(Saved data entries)
────────────────

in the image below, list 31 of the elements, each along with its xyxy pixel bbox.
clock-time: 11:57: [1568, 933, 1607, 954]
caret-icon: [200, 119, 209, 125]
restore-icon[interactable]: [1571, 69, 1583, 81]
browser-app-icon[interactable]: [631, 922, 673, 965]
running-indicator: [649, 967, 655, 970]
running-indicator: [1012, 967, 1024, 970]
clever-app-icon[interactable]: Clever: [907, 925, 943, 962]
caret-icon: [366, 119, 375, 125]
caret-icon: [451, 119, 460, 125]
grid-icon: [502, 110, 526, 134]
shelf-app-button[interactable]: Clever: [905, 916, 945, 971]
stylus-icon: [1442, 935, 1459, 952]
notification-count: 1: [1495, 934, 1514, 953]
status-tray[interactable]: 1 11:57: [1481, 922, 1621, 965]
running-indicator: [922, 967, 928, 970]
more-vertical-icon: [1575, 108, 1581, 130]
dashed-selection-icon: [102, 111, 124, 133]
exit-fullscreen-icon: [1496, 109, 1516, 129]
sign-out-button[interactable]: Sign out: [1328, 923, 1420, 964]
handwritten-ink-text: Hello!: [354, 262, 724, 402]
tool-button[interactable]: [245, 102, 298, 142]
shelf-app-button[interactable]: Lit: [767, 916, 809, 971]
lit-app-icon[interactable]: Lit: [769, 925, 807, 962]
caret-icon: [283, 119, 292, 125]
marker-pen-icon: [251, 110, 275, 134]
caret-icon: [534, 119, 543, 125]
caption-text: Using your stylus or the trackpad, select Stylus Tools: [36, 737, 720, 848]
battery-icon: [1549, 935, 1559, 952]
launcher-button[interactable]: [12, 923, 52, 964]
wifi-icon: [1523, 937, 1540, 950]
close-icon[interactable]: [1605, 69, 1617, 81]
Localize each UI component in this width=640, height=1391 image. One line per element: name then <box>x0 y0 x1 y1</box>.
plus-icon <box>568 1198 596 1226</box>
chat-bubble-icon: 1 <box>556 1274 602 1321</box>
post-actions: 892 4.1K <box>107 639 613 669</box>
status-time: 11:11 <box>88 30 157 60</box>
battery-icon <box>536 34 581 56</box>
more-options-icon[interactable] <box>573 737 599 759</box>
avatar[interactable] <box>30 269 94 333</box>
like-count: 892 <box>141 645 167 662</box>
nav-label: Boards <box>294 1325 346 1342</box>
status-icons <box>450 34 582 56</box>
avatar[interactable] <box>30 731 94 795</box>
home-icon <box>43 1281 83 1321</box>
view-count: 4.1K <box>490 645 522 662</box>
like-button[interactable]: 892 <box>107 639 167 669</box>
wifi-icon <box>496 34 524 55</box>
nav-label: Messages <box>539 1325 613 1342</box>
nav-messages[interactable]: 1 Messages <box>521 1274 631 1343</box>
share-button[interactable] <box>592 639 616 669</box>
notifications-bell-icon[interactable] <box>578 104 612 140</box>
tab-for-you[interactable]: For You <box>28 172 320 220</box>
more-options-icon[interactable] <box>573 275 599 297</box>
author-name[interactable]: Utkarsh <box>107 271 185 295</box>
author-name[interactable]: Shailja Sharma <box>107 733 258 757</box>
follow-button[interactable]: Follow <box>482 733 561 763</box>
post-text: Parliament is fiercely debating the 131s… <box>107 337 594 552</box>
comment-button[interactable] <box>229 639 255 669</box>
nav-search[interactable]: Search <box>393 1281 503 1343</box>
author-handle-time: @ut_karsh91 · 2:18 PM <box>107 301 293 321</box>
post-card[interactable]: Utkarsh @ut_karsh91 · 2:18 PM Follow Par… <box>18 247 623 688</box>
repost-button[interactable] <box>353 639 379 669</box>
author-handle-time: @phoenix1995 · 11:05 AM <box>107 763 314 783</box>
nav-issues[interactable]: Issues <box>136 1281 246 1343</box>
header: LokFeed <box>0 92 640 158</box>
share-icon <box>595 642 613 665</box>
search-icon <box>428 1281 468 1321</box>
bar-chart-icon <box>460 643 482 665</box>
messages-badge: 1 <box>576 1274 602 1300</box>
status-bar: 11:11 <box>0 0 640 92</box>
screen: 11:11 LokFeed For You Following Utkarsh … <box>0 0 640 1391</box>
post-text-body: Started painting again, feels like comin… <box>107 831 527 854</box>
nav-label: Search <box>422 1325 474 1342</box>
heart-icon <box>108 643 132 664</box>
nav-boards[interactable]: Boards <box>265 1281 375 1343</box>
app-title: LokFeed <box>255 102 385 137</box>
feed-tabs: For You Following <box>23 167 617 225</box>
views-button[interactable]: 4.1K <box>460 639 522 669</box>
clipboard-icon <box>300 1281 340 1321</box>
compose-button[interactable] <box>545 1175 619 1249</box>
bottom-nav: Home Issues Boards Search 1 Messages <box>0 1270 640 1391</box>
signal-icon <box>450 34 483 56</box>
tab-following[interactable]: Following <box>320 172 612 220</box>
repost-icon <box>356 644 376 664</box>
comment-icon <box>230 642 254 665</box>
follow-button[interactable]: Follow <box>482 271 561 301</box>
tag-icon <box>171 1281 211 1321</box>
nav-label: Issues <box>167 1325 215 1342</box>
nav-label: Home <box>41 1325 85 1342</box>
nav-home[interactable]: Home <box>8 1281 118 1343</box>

────────────────

- **INSTRUCTIONS FOR THE TASK**:
Copy every line of the data above word for word.

- **COMPLETE ANSWER**:
in the image below, list 31 of the elements, each along with its xyxy pixel bbox.
clock-time: 11:57: [1568, 933, 1607, 954]
caret-icon: [200, 119, 209, 125]
restore-icon[interactable]: [1571, 69, 1583, 81]
browser-app-icon[interactable]: [631, 922, 673, 965]
running-indicator: [649, 967, 655, 970]
running-indicator: [1012, 967, 1024, 970]
clever-app-icon[interactable]: Clever: [907, 925, 943, 962]
caret-icon: [366, 119, 375, 125]
caret-icon: [451, 119, 460, 125]
grid-icon: [502, 110, 526, 134]
shelf-app-button[interactable]: Clever: [905, 916, 945, 971]
stylus-icon: [1442, 935, 1459, 952]
notification-count: 1: [1495, 934, 1514, 953]
status-tray[interactable]: 1 11:57: [1481, 922, 1621, 965]
running-indicator: [922, 967, 928, 970]
more-vertical-icon: [1575, 108, 1581, 130]
dashed-selection-icon: [102, 111, 124, 133]
exit-fullscreen-icon: [1496, 109, 1516, 129]
sign-out-button[interactable]: Sign out: [1328, 923, 1420, 964]
handwritten-ink-text: Hello!: [354, 262, 724, 402]
tool-button[interactable]: [245, 102, 298, 142]
shelf-app-button[interactable]: Lit: [767, 916, 809, 971]
lit-app-icon[interactable]: Lit: [769, 925, 807, 962]
caret-icon: [283, 119, 292, 125]
marker-pen-icon: [251, 110, 275, 134]
caret-icon: [534, 119, 543, 125]
caption-text: Using your stylus or the trackpad, select Stylus Tools: [36, 737, 720, 848]
battery-icon: [1549, 935, 1559, 952]
launcher-button[interactable]: [12, 923, 52, 964]
wifi-icon: [1523, 937, 1540, 950]
close-icon[interactable]: [1605, 69, 1617, 81]
Localize each UI component in this width=640, height=1391 image. One line per element: name then <box>x0 y0 x1 y1</box>.
plus-icon <box>568 1198 596 1226</box>
chat-bubble-icon: 1 <box>556 1274 602 1321</box>
post-actions: 892 4.1K <box>107 639 613 669</box>
status-time: 11:11 <box>88 30 157 60</box>
battery-icon <box>536 34 581 56</box>
more-options-icon[interactable] <box>573 737 599 759</box>
avatar[interactable] <box>30 269 94 333</box>
like-count: 892 <box>141 645 167 662</box>
nav-label: Boards <box>294 1325 346 1342</box>
status-icons <box>450 34 582 56</box>
avatar[interactable] <box>30 731 94 795</box>
home-icon <box>43 1281 83 1321</box>
view-count: 4.1K <box>490 645 522 662</box>
like-button[interactable]: 892 <box>107 639 167 669</box>
wifi-icon <box>496 34 524 55</box>
nav-label: Messages <box>539 1325 613 1342</box>
nav-messages[interactable]: 1 Messages <box>521 1274 631 1343</box>
share-button[interactable] <box>592 639 616 669</box>
notifications-bell-icon[interactable] <box>578 104 612 140</box>
tab-for-you[interactable]: For You <box>28 172 320 220</box>
more-options-icon[interactable] <box>573 275 599 297</box>
author-name[interactable]: Utkarsh <box>107 271 185 295</box>
author-name[interactable]: Shailja Sharma <box>107 733 258 757</box>
follow-button[interactable]: Follow <box>482 733 561 763</box>
post-text: Parliament is fiercely debating the 131s… <box>107 337 594 552</box>
comment-button[interactable] <box>229 639 255 669</box>
nav-search[interactable]: Search <box>393 1281 503 1343</box>
author-handle-time: @ut_karsh91 · 2:18 PM <box>107 301 293 321</box>
post-card[interactable]: Utkarsh @ut_karsh91 · 2:18 PM Follow Par… <box>18 247 623 688</box>
repost-button[interactable] <box>353 639 379 669</box>
author-handle-time: @phoenix1995 · 11:05 AM <box>107 763 314 783</box>
nav-issues[interactable]: Issues <box>136 1281 246 1343</box>
header: LokFeed <box>0 92 640 158</box>
share-icon <box>595 642 613 665</box>
search-icon <box>428 1281 468 1321</box>
bar-chart-icon <box>460 643 482 665</box>
messages-badge: 1 <box>576 1274 602 1300</box>
status-bar: 11:11 <box>0 0 640 92</box>
screen: 11:11 LokFeed For You Following Utkarsh … <box>0 0 640 1391</box>
post-text-body: Started painting again, feels like comin… <box>107 831 527 854</box>
nav-label: Search <box>422 1325 474 1342</box>
heart-icon <box>108 643 132 664</box>
nav-boards[interactable]: Boards <box>265 1281 375 1343</box>
app-title: LokFeed <box>255 102 385 137</box>
feed-tabs: For You Following <box>23 167 617 225</box>
views-button[interactable]: 4.1K <box>460 639 522 669</box>
clipboard-icon <box>300 1281 340 1321</box>
compose-button[interactable] <box>545 1175 619 1249</box>
bottom-nav: Home Issues Boards Search 1 Messages <box>0 1270 640 1391</box>
signal-icon <box>450 34 483 56</box>
tab-following[interactable]: Following <box>320 172 612 220</box>
repost-icon <box>356 644 376 664</box>
comment-icon <box>230 642 254 665</box>
follow-button[interactable]: Follow <box>482 271 561 301</box>
tag-icon <box>171 1281 211 1321</box>
nav-label: Issues <box>167 1325 215 1342</box>
nav-label: Home <box>41 1325 85 1342</box>
nav-home[interactable]: Home <box>8 1281 118 1343</box>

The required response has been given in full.